|
Природа как стратегия
Екатерина Деготь
Художественный фестиваль "Арт-Клязьма" проходит среди берез, на берегу
водоема, в известном, пусть и преодолимом, отдалении от столицы. Означает ли
это, что он проходит на природе? По сравнению с белым пространством городской
галереи - без сомнения; однако не стоит забывать, что водоем этот есть водохранилище,
что березы внезапно выдают регулярность своей посадки, а там уж мелькают и строения
пансионата, в которых можно обнаружить следы искусства, занесенного туда еще
задолго до нынешнего фестиваля. Так вырисовывается специфика "Арт-Клязьмы":
фестиваля в промежуточной зоне, зоне между искусством и жизнью, между культурой
и природой. Тщательным выстраиванием этой зоны, а затем ее институциональным
и даже коммерческим освоением, занималось искусство конца ХХ века, и, можно
смело предполагать, будет заниматься искусство века XXI-го. Фестиваль "Арт-Клязьма"
ярче всего в России воплощает этот проект. Отсутствие укрытого от непогоды помещения,
отсутствие государственной поддержки (фестиваль проходит под сугубо частным
патронажем), отсутствие куратора-искусствоведа (фестиваль делается художниками),
отсутствие жесткого отбора, отсутствие установки на шедевр ("инициатива"
как таковая ценится куда выше) - все это в самом центре современной художественной
политики, все это есть позитивная программа, воспитавшая уже своего потребителя,
- поистине революционный проект.

Исходные данные:
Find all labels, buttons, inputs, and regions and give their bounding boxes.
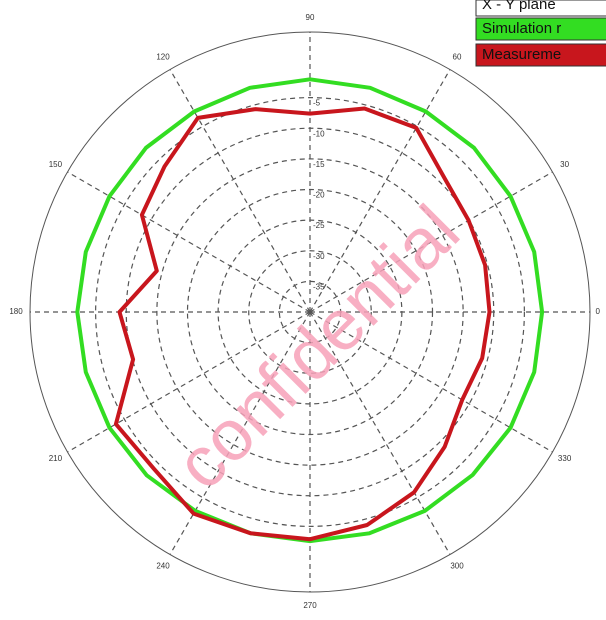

Задание:
Пожалуйста, повторите дословно фрагмент текста о фестивале «Арт-Клязьма», начиная со слов «как таковая ценится» и далее вплоть до слов «поистине революционный проект.». Отвечайте, опираясь только на текст о фестивале «Арт-Клязьма».

Ответ к заданию:
как таковая ценится куда выше) - все это в самом центре современной художественной
политики, все это есть позитивная программа, воспитавшая уже своего потребителя,
- поистине революционный проект.